** START OF STORED RECORDS **

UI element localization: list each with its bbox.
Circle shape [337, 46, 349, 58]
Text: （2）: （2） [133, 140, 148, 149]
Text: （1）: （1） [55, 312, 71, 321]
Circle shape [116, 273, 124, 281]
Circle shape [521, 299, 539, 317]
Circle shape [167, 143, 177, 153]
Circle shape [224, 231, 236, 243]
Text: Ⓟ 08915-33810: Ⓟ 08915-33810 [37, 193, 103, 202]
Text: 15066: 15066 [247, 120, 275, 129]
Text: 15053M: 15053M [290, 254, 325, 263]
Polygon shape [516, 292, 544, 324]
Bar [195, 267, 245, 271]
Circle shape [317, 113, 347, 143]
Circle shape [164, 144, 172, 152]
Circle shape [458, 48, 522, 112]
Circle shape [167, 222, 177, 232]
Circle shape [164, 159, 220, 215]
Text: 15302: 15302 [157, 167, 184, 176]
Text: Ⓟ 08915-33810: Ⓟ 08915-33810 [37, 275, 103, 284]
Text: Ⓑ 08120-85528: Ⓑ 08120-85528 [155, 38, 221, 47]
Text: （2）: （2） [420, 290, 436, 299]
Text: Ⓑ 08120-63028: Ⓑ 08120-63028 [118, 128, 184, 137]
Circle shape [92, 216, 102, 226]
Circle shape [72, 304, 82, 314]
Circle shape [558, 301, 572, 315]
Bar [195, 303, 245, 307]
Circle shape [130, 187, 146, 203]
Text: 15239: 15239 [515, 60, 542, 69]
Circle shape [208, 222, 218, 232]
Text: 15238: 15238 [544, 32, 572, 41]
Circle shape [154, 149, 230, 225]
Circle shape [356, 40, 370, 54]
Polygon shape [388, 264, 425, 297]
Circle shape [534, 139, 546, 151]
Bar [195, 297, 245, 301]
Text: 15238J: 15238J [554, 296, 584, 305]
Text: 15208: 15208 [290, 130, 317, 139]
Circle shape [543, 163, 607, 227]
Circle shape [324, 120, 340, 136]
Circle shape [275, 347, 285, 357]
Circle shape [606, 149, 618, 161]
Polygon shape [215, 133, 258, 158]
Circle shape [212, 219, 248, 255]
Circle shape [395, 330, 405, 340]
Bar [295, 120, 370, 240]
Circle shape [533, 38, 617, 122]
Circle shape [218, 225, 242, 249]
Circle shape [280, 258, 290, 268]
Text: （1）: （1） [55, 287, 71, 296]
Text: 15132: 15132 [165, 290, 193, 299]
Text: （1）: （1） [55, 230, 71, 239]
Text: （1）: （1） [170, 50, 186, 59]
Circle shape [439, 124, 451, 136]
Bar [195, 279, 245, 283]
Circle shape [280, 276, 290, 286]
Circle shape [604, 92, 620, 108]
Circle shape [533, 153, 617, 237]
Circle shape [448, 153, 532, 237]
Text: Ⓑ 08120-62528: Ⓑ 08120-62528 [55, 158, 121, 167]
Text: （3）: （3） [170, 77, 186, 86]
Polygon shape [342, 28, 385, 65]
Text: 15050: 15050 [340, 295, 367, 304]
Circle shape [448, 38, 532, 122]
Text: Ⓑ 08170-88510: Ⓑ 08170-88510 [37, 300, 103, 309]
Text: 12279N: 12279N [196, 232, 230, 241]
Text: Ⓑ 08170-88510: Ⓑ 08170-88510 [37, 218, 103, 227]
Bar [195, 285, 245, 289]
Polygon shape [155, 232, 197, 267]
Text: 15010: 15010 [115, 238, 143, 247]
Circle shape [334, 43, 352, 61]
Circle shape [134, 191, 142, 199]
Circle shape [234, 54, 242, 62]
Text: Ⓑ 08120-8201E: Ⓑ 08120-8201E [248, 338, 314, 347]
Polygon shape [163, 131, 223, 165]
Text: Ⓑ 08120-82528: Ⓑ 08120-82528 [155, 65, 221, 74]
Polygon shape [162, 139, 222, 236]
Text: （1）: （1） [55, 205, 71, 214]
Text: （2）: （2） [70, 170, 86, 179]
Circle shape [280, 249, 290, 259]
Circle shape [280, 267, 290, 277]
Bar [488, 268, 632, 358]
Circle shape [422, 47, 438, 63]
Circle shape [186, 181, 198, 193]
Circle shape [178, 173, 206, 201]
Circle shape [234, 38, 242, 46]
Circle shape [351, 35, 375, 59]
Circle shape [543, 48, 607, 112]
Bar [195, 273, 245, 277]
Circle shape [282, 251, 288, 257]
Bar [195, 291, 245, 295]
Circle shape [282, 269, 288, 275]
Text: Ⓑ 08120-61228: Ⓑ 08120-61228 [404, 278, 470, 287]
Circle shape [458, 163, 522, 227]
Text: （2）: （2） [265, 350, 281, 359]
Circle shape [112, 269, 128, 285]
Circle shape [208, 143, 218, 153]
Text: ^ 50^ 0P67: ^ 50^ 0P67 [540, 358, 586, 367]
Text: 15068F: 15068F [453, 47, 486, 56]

** END OF STORED RECORDS **

PROBLEM REQUIREMENTS> Rewrite everything from the start of the records down to and including the line containing "Circle shape [208, 222, 218, 232]" as a JSON list of strings, one string per line, with blank lines left out.

ANSWER BELOW>
[
  "UI element localization: list each with its bbox.",
  "Circle shape [337, 46, 349, 58]",
  "Text: （2）: （2） [133, 140, 148, 149]",
  "Text: （1）: （1） [55, 312, 71, 321]",
  "Circle shape [116, 273, 124, 281]",
  "Circle shape [521, 299, 539, 317]",
  "Circle shape [167, 143, 177, 153]",
  "Circle shape [224, 231, 236, 243]",
  "Text: Ⓟ 08915-33810: Ⓟ 08915-33810 [37, 193, 103, 202]",
  "Text: 15066: 15066 [247, 120, 275, 129]",
  "Text: 15053M: 15053M [290, 254, 325, 263]",
  "Polygon shape [516, 292, 544, 324]",
  "Bar [195, 267, 245, 271]",
  "Circle shape [317, 113, 347, 143]",
  "Circle shape [164, 144, 172, 152]",
  "Circle shape [458, 48, 522, 112]",
  "Circle shape [167, 222, 177, 232]",
  "Circle shape [164, 159, 220, 215]",
  "Text: 15302: 15302 [157, 167, 184, 176]",
  "Text: Ⓟ 08915-33810: Ⓟ 08915-33810 [37, 275, 103, 284]",
  "Text: Ⓑ 08120-85528: Ⓑ 08120-85528 [155, 38, 221, 47]",
  "Text: （2）: （2） [420, 290, 436, 299]",
  "Text: Ⓑ 08120-63028: Ⓑ 08120-63028 [118, 128, 184, 137]",
  "Circle shape [92, 216, 102, 226]",
  "Circle shape [72, 304, 82, 314]",
  "Circle shape [558, 301, 572, 315]",
  "Bar [195, 303, 245, 307]",
  "Circle shape [130, 187, 146, 203]",
  "Text: 15239: 15239 [515, 60, 542, 69]",
  "Circle shape [208, 222, 218, 232]"
]